Excerpted text:

A veteran of the Italian campaign in 1944, Flight Lieutenant Ken Lambden also served in Palestine after the war during the Jewish insurgency. Ken, of Bardon Hill, was born on December 31, 1923 at Micheldever Station near Andover in Hampshire where his father, Frederick, was an accounts clerk for a local farmer. Ken grew up with two elder and two younger sisters and a love of flying. He went to local schools and then won scholarships to Huish Grammar School in Taunton and then Brasenose College, Oxford where he joined the University Air Squadron. While there he enjoyed flying Tiger Moth biplanes out of Abingdon airfield but he found the privileged world of Oxford University a real eye-opener. He said one of the hardest aspects of it was coming to terms with the Oxford tradition of having a manservant, known as a 'scout'.

Short task 1: In the passage about Ken Lambden, reproduce the words from "A veteran of" up to and including "as a 'scout'.".
Short task 2: Condense the paragraph of the passage about Ken Lambden that begins "A veteran of the Italian campaign" into a short bulleted list of its main facts.

Information provided:
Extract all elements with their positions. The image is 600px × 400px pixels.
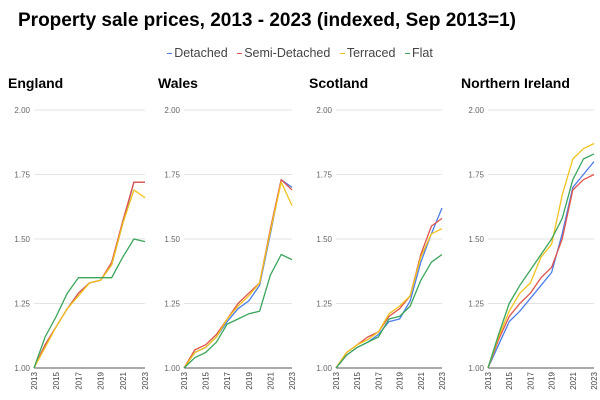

Written response 1:
A veteran of the Italian campaign in 1944, Flight Lieutenant Ken Lambden also served in Palestine after the war during the Jewish insurgency. Ken, of Bardon Hill, was born on December 31, 1923 at Micheldever Station near Andover in Hampshire where his father, Frederick, was an accounts clerk for a local farmer. Ken grew up with two elder and two younger sisters and a love of flying. He went to local schools and then won scholarships to Huish Grammar School in Taunton and then Brasenose College, Oxford where he joined the University Air Squadron. While there he enjoyed flying Tiger Moth biplanes out of Abingdon airfield but he found the privileged world of Oxford University a real eye-opener. He said one of the hardest aspects of it was coming to terms with the Oxford tradition of having a manservant, known as a 'scout'.

Written response 2:
- Flight Lieutenant Ken Lambden, of Bardon Hill, served in the Italian campaign in 1944 and, after the war, in Palestine during the Jewish insurgency.
- Born December 31, 1923, at Micheldever Station near Andover, Hampshire, where his father, Frederick, was an accounts clerk for a local farmer.
- Grew up with two elder and two younger sisters and loved flying.
- Attended local schools, then won scholarships to Huish Grammar School in Taunton and to Brasenose College, Oxford.
- At Oxford he joined the University Air Squadron and flew Tiger Moth biplanes from Abingdon airfield.
- He found Oxford's privileged world an eye-opener; one of the hardest parts was getting used to having a manservant, called a "scout."